>>>
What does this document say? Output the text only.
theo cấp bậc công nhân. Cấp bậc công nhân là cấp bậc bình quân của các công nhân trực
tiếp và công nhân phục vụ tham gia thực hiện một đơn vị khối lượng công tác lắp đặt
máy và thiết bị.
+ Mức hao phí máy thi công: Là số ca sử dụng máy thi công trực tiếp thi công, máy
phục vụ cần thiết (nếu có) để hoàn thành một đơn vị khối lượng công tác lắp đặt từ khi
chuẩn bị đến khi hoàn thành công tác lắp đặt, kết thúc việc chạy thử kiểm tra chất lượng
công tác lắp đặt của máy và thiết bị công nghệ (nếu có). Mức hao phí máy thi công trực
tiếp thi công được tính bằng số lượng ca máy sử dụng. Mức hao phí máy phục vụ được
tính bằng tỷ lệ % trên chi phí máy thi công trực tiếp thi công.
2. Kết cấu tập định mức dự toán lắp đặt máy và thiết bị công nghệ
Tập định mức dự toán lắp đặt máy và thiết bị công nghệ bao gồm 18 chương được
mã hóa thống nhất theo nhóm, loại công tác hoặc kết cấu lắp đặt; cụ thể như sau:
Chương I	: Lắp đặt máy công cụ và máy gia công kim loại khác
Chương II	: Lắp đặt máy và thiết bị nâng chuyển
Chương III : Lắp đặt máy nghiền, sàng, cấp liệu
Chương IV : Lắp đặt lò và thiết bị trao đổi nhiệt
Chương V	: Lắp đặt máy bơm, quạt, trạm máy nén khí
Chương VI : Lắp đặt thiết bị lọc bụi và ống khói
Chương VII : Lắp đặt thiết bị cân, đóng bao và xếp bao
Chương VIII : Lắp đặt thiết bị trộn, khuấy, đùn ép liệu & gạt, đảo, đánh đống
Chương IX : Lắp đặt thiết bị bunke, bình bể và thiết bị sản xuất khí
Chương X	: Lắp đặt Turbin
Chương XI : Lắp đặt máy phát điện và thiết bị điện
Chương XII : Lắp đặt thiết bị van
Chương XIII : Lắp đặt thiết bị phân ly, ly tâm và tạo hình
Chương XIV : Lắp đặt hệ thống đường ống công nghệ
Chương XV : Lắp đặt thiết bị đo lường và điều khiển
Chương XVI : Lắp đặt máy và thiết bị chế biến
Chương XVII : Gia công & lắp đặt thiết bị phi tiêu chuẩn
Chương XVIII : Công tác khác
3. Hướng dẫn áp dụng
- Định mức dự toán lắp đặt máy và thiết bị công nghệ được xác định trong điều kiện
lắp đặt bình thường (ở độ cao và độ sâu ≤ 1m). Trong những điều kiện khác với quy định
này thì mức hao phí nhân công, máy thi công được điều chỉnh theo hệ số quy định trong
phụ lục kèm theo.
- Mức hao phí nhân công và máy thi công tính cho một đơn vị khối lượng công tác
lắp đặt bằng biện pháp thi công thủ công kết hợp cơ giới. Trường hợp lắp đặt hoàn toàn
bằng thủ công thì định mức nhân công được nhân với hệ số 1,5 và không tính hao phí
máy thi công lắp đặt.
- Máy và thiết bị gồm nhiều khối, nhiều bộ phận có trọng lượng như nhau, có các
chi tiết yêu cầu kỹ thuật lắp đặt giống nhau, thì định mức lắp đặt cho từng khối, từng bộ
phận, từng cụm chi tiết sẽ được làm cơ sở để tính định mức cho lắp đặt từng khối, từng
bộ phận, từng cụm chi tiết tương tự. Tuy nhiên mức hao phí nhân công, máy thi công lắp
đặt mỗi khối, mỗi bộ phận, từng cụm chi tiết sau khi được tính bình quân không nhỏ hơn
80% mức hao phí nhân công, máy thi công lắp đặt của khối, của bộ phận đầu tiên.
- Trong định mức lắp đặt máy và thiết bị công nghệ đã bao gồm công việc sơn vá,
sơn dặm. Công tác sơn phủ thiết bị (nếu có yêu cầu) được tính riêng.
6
<<<
- _Task_:
Look for the word "quân" and return every line where it occurs.

- _Response for this exercise_:
theo cấp bậc công nhân. Cấp bậc công nhân là cấp bậc bình quân của các công nhân trực
đặt mỗi khối, mỗi bộ phận, từng cụm chi tiết sau khi được tính bình quân không nhỏ hơn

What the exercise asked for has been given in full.